DATA EXTRACT:
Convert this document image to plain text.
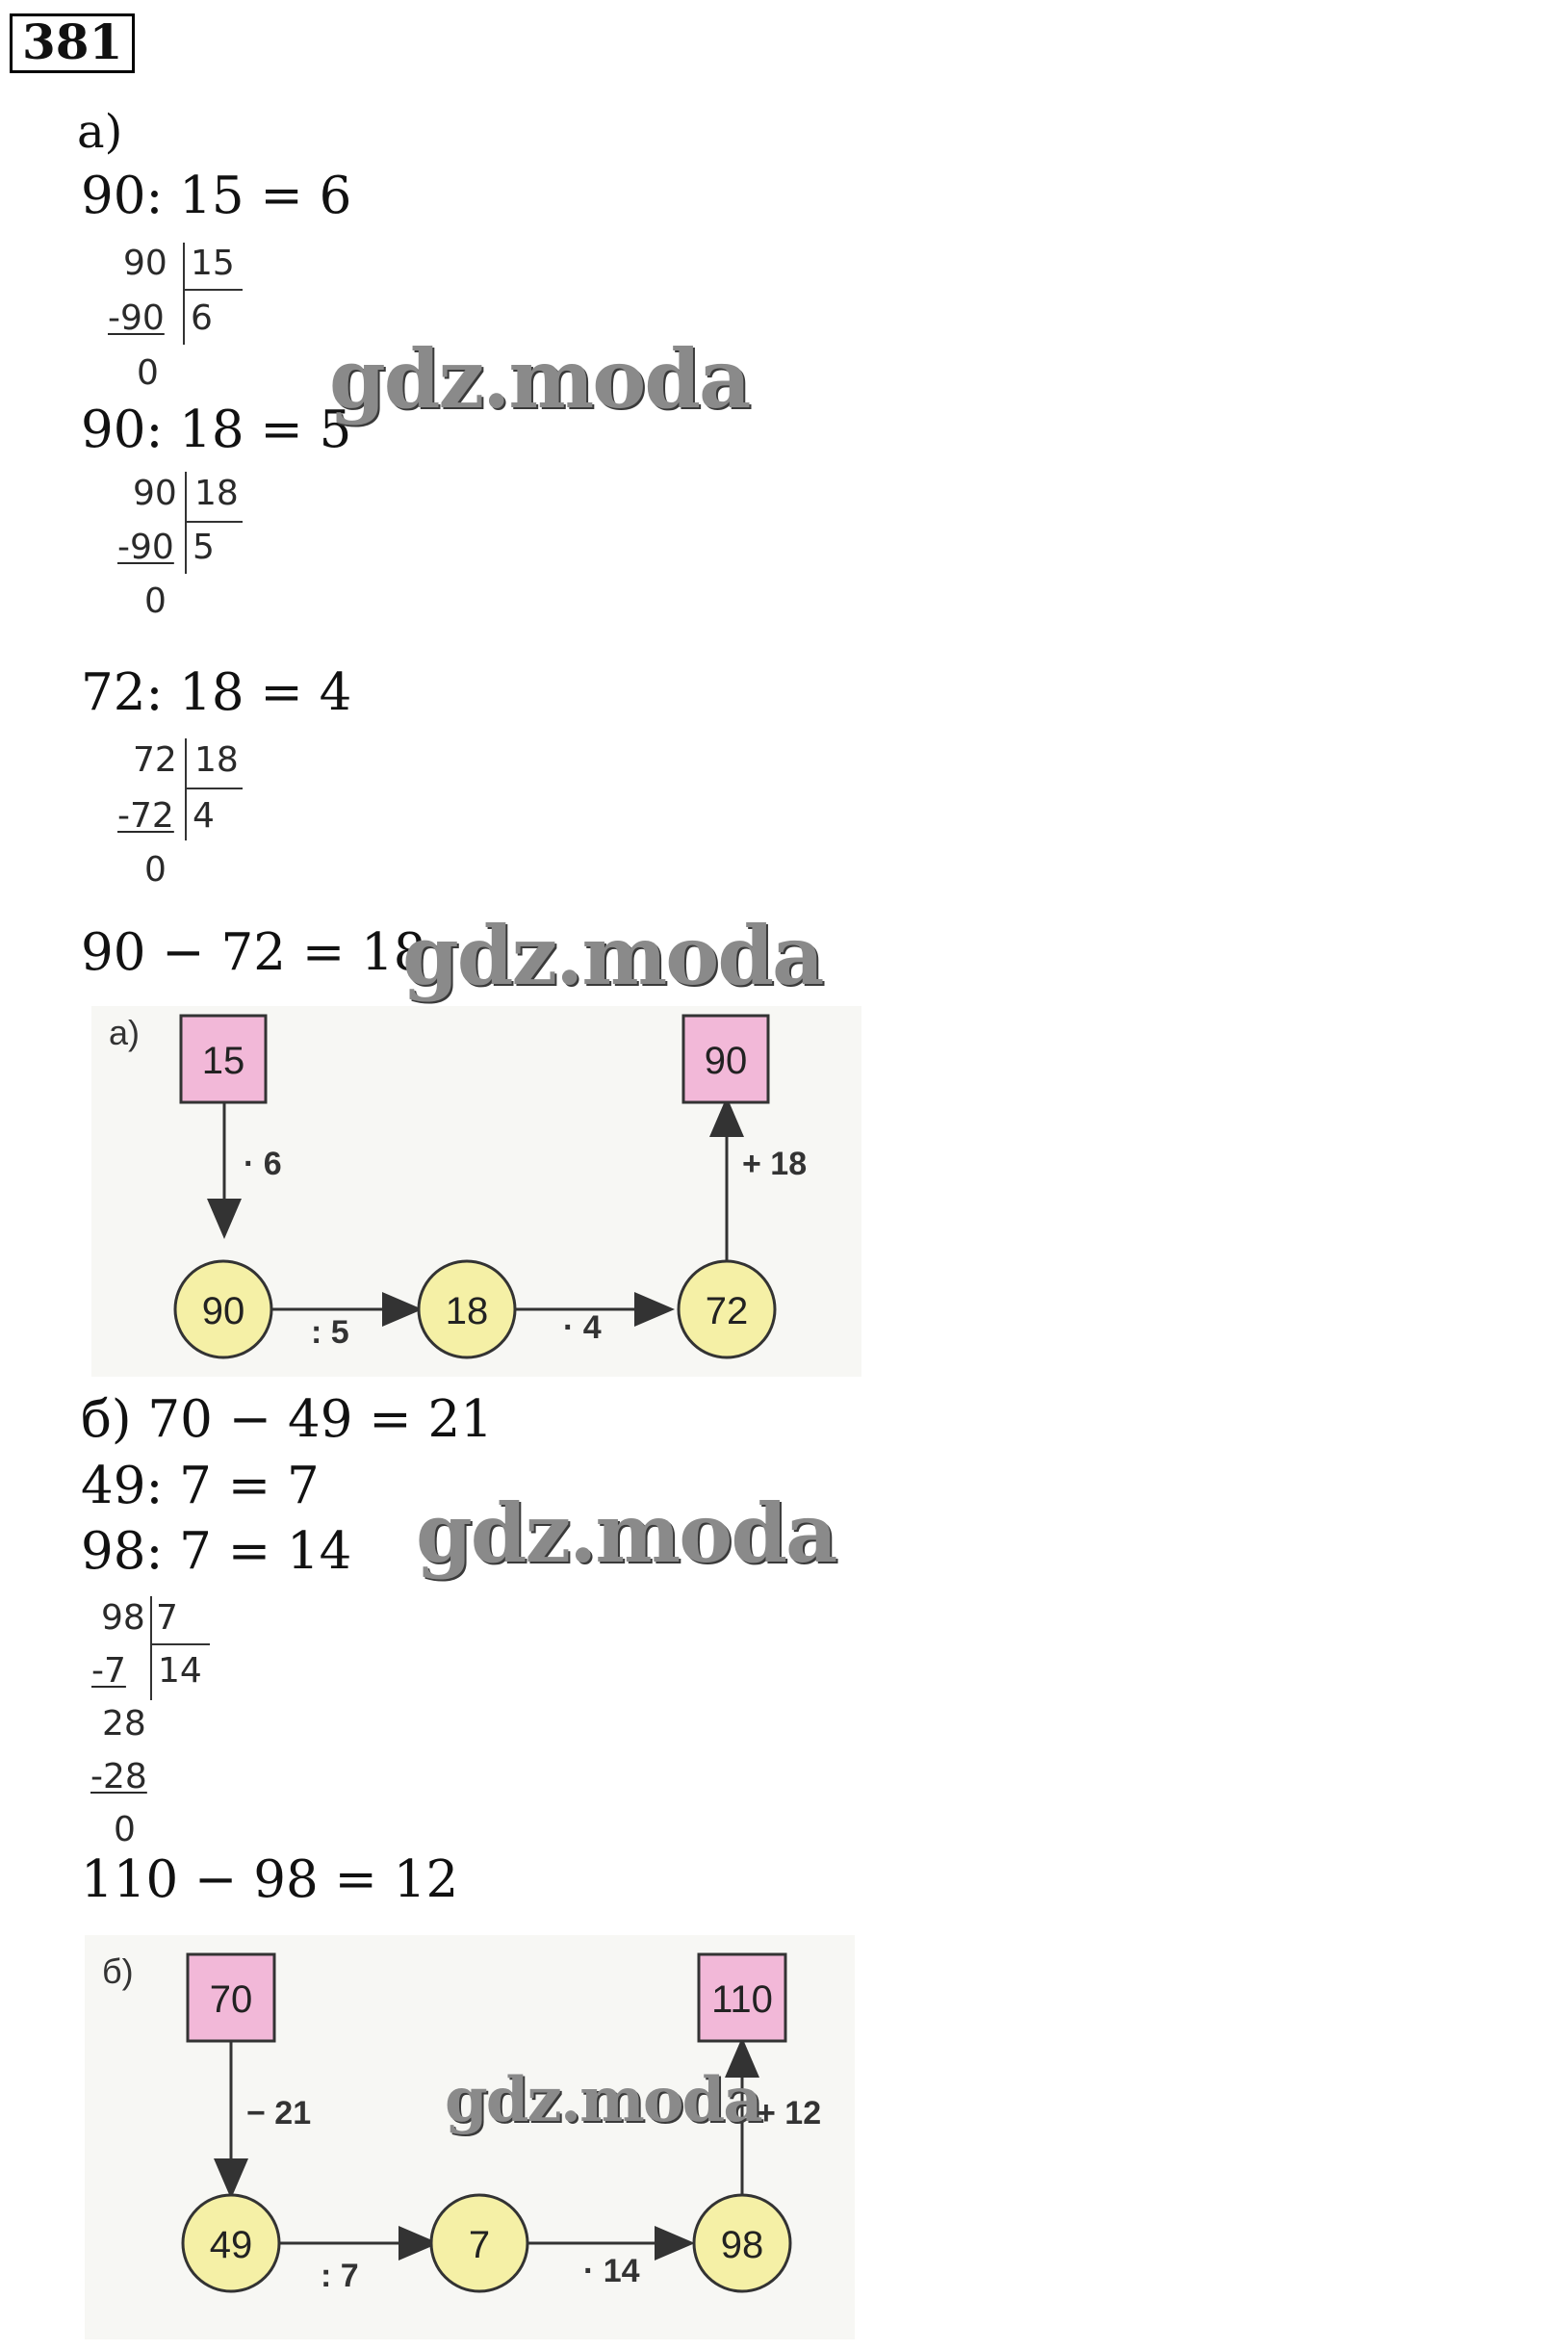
381
а)
90: 15 = 6
90 15
-90 6
0
90: 18 = 5
90 18
-90 5
0
72: 18 = 4
72 18
-72 4
0
90 − 72 = 18
а)
15	90
90	18	72
· 6
: 5	· 4
+ 18
б) 70 − 49 = 21
49: 7 = 7
98: 7 = 14
98 7
-7 14
28
-28
0
110 − 98 = 12
б)
70	110
49	7	98
− 21
: 7	· 14
+ 12
gdz.moda
gdz.moda
gdz.moda
gdz.moda
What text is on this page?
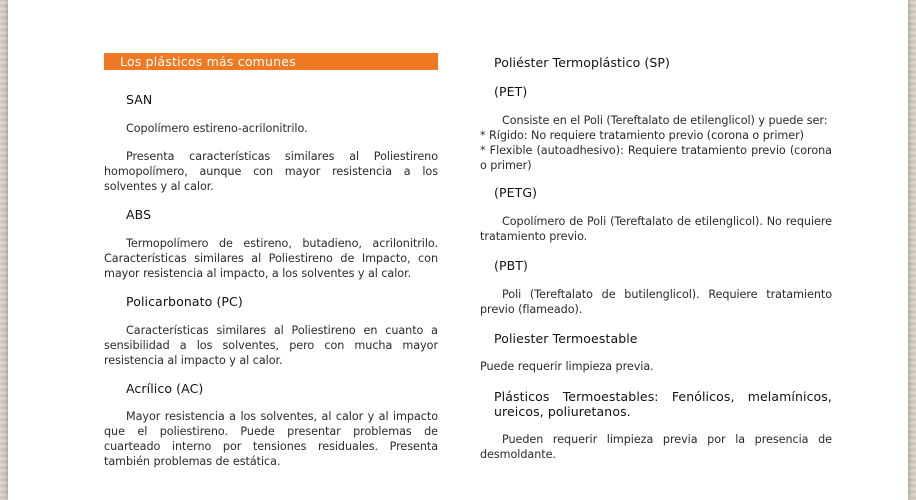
Los plásticos más comunes
SAN
Copolímero estireno-acrilonitrilo.
Presenta características similares al Poliestireno homopolímero, aunque con mayor resistencia a los solventes y al calor.
ABS
Termopolímero de estireno, butadieno, acrilonitrilo. Características similares al Poliestireno de Impacto, con mayor resistencia al impacto, a los solventes y al calor.
Policarbonato (PC)
Características similares al Poliestireno en cuanto a sensibilidad a los solventes, pero con mucha mayor resistencia al impacto y al calor.
Acrílico (AC)
Mayor resistencia a los solventes, al calor y al impacto que el poliestireno. Puede presentar problemas de cuarteado interno por tensiones residuales. Presenta también problemas de estática.
Poliéster Termoplástico (SP)
(PET)
Consiste en el Poli (Tereftalato de etilenglicol) y puede ser:
* Rígido: No requiere tratamiento previo (corona o primer)
* Flexible (autoadhesivo): Requiere tratamiento previo (corona o primer)
(PETG)
Copolímero de Poli (Tereftalato de etilenglicol). No requiere tratamiento previo.
(PBT)
Poli (Tereftalato de butilenglicol). Requiere tratamiento previo (flameado).
Poliester Termoestable
Puede requerir limpieza previa.
Plásticos Termoestables: Fenólicos, melamínicos, ureicos, poliuretanos.
Pueden requerir limpieza previa por la presencia de desmoldante.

GOAL: Copy out every line of the material above exactly, skipping the pictures.

CORRECT RESPONSE:
Convert this document image to plain text.
381
а)
90: 15 = 6
90 15
-90 6
0
90: 18 = 5
90 18
-90 5
0
72: 18 = 4
72 18
-72 4
0
90 − 72 = 18
а)
15	90
90	18	72
· 6
: 5	· 4
+ 18
б) 70 − 49 = 21
49: 7 = 7
98: 7 = 14
98 7
-7 14
28
-28
0
110 − 98 = 12
б)
70	110
49	7	98
− 21
: 7	· 14
+ 12
gdz.moda
gdz.moda
gdz.moda
gdz.moda
What text is on this page?
Los plásticos más comunes
SAN
Copolímero estireno-acrilonitrilo.
Presenta características similares al Poliestireno homopolímero, aunque con mayor resistencia a los solventes y al calor.
ABS
Termopolímero de estireno, butadieno, acrilonitrilo. Características similares al Poliestireno de Impacto, con mayor resistencia al impacto, a los solventes y al calor.
Policarbonato (PC)
Características similares al Poliestireno en cuanto a sensibilidad a los solventes, pero con mucha mayor resistencia al impacto y al calor.
Acrílico (AC)
Mayor resistencia a los solventes, al calor y al impacto que el poliestireno. Puede presentar problemas de cuarteado interno por tensiones residuales. Presenta también problemas de estática.
Poliéster Termoplástico (SP)
(PET)
Consiste en el Poli (Tereftalato de etilenglicol) y puede ser:
* Rígido: No requiere tratamiento previo (corona o primer)
* Flexible (autoadhesivo): Requiere tratamiento previo (corona o primer)
(PETG)
Copolímero de Poli (Tereftalato de etilenglicol). No requiere tratamiento previo.
(PBT)
Poli (Tereftalato de butilenglicol). Requiere tratamiento previo (flameado).
Poliester Termoestable
Puede requerir limpieza previa.
Plásticos Termoestables: Fenólicos, melamínicos, ureicos, poliuretanos.
Pueden requerir limpieza previa por la presencia de desmoldante.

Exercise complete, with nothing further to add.